#### Listed records
○ ○ ○ ○ ○
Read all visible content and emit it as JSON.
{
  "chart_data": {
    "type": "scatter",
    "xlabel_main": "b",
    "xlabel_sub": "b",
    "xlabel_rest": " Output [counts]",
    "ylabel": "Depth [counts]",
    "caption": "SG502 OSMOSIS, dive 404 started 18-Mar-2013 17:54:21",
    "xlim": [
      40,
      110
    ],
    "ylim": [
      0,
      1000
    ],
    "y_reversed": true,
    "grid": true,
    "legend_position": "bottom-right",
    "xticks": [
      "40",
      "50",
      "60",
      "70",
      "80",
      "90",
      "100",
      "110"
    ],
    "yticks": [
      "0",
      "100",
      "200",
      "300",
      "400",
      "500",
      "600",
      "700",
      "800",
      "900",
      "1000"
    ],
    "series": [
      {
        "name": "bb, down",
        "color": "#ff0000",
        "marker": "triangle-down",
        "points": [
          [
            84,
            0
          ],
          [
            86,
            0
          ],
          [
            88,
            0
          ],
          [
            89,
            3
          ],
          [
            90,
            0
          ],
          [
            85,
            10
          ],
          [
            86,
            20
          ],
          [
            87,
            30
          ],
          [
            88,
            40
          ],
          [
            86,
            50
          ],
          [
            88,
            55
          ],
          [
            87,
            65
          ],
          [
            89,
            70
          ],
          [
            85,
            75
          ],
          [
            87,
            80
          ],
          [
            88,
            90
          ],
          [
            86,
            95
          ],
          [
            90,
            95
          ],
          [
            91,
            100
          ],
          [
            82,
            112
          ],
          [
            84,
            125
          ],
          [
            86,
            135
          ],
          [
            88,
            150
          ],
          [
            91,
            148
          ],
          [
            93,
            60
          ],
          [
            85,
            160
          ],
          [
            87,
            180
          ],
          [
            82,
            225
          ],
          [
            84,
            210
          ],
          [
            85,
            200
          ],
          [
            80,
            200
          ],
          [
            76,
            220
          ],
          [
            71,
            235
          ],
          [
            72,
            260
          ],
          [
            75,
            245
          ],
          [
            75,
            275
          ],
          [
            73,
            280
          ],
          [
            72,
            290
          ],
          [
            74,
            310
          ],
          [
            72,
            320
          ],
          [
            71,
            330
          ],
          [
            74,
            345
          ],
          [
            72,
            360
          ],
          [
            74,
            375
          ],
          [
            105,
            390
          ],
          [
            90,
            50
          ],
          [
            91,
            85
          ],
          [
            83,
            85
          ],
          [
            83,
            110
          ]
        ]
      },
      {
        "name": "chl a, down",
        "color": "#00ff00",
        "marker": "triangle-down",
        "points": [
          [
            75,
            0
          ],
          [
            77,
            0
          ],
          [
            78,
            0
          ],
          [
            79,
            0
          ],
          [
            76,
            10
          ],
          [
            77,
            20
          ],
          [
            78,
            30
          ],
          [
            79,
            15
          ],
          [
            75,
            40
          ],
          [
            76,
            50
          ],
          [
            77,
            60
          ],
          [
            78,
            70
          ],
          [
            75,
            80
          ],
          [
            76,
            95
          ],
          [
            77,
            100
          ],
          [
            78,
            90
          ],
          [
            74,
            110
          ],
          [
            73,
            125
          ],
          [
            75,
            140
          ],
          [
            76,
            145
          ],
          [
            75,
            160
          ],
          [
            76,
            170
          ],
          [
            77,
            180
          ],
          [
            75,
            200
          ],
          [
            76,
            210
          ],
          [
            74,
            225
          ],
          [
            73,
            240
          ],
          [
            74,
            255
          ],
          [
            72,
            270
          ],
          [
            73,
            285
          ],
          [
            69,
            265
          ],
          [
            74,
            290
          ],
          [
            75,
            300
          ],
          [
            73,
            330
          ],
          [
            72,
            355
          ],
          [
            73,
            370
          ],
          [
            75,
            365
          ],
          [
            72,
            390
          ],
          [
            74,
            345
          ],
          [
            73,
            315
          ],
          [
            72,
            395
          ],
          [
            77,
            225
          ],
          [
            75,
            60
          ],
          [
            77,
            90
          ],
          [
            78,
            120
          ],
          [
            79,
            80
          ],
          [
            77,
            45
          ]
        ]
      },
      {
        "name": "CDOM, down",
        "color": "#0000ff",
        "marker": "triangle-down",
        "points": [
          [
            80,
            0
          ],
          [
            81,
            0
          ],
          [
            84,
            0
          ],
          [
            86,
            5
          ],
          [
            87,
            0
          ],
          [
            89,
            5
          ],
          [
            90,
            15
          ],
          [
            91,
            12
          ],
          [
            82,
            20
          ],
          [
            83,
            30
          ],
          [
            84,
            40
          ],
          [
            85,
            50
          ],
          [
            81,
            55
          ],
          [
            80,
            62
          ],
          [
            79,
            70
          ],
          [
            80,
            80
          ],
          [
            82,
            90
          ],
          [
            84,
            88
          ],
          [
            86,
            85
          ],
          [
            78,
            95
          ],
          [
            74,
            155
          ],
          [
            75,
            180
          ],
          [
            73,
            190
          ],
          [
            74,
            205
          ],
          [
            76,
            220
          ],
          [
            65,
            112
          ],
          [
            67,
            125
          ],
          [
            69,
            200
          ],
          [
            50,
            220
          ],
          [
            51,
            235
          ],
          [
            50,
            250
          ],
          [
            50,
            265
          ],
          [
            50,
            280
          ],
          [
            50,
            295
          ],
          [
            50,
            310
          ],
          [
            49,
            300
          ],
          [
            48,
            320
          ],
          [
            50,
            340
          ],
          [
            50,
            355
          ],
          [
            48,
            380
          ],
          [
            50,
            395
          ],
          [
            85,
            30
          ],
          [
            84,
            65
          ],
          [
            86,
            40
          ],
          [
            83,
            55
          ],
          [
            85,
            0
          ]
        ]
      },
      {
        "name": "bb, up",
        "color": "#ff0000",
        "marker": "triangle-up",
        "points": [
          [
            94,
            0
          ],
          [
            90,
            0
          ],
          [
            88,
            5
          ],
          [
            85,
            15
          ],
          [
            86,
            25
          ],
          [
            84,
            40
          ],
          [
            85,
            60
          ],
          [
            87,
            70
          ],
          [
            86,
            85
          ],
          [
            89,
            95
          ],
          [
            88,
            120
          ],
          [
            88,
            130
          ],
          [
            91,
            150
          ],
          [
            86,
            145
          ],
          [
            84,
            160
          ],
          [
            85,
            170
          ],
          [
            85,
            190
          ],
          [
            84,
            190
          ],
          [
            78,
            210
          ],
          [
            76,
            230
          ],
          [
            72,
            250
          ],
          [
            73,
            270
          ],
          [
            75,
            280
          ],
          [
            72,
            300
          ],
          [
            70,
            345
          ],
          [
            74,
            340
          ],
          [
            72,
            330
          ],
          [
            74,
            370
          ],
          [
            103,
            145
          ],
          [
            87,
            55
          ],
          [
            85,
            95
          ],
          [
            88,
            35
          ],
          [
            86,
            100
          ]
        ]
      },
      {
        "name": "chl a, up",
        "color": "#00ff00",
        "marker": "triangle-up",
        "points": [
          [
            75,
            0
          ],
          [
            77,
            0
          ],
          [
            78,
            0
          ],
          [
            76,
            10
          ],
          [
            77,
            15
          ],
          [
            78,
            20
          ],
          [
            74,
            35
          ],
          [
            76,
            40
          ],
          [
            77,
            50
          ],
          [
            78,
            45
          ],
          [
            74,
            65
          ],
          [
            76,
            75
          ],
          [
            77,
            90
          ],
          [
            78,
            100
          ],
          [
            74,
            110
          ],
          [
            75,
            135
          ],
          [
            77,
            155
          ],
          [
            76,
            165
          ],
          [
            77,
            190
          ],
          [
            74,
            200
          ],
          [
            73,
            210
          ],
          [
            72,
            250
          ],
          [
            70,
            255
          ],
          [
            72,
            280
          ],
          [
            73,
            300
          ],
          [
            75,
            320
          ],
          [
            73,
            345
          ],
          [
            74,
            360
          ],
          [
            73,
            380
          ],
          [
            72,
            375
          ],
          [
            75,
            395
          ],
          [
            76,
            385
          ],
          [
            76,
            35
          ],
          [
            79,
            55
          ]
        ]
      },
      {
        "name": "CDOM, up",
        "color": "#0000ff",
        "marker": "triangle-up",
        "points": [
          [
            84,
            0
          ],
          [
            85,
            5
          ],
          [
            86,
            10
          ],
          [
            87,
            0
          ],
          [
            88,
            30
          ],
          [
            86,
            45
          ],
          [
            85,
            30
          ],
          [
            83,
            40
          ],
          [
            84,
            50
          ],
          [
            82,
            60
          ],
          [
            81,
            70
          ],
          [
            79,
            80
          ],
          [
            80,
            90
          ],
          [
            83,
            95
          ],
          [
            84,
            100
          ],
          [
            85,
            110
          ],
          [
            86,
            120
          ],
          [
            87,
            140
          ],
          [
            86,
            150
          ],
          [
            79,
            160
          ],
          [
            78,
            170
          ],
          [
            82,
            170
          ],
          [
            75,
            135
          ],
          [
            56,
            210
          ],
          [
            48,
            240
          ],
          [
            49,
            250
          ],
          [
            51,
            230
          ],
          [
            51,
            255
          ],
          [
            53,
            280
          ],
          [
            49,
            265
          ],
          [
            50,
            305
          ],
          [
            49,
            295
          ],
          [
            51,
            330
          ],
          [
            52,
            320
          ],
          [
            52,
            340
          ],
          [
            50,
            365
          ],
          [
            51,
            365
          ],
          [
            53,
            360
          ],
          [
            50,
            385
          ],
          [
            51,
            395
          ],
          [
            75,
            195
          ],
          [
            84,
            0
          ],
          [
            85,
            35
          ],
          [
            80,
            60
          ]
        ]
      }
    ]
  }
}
○ ○ ○ ○ ○
Only lines that contain the word "name" are wanted; copy each of them.

        "name": "bb, down",
        "name": "chl a, down",
        "name": "CDOM, down",
        "name": "bb, up",
        "name": "chl a, up",
        "name": "CDOM, up",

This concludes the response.